▸ PROMPT: Extract the lines that hold the string "мелику".
Start of RECORDS SHOWN
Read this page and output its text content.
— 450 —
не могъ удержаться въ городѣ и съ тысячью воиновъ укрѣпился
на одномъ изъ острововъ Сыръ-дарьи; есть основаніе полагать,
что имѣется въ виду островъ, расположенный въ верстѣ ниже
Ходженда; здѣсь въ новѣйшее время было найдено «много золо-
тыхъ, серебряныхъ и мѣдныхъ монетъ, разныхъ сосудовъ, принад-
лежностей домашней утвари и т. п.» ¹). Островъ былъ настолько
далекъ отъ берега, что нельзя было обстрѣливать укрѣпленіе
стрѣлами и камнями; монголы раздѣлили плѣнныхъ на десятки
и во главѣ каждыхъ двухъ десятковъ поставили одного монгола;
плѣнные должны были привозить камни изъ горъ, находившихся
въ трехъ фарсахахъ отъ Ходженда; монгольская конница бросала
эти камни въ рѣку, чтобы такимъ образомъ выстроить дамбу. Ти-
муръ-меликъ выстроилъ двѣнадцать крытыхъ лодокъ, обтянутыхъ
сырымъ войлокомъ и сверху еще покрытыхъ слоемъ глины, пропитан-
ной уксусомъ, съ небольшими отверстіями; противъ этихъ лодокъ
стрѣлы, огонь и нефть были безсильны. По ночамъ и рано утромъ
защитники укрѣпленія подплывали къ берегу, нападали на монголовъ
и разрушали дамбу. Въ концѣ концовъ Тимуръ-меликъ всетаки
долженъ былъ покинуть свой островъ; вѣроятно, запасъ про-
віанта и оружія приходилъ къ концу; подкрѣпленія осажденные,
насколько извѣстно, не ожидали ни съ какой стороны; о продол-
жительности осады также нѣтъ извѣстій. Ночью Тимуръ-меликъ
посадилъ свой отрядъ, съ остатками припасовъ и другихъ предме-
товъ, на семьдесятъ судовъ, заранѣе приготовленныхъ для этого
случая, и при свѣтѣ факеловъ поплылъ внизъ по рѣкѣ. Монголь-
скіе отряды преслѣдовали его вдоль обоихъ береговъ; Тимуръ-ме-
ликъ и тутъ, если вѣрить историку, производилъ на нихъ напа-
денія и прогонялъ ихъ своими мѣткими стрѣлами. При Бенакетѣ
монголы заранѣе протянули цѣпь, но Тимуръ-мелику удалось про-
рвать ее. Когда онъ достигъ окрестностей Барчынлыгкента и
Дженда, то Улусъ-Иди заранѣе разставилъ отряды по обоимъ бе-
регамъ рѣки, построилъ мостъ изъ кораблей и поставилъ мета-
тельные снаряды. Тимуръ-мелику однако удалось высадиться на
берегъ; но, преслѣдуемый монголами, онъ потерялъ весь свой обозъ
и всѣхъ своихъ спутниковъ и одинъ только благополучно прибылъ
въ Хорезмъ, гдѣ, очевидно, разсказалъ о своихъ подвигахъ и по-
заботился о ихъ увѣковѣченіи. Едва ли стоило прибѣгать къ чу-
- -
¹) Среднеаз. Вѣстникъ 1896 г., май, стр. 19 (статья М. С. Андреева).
End of RECORDS SHOWN
▸ EXERCISE RESPONSE:
монголы заранѣе протянули цѣпь, но Тимуръ-мелику удалось про-
тельные снаряды. Тимуръ-мелику однако удалось высадиться на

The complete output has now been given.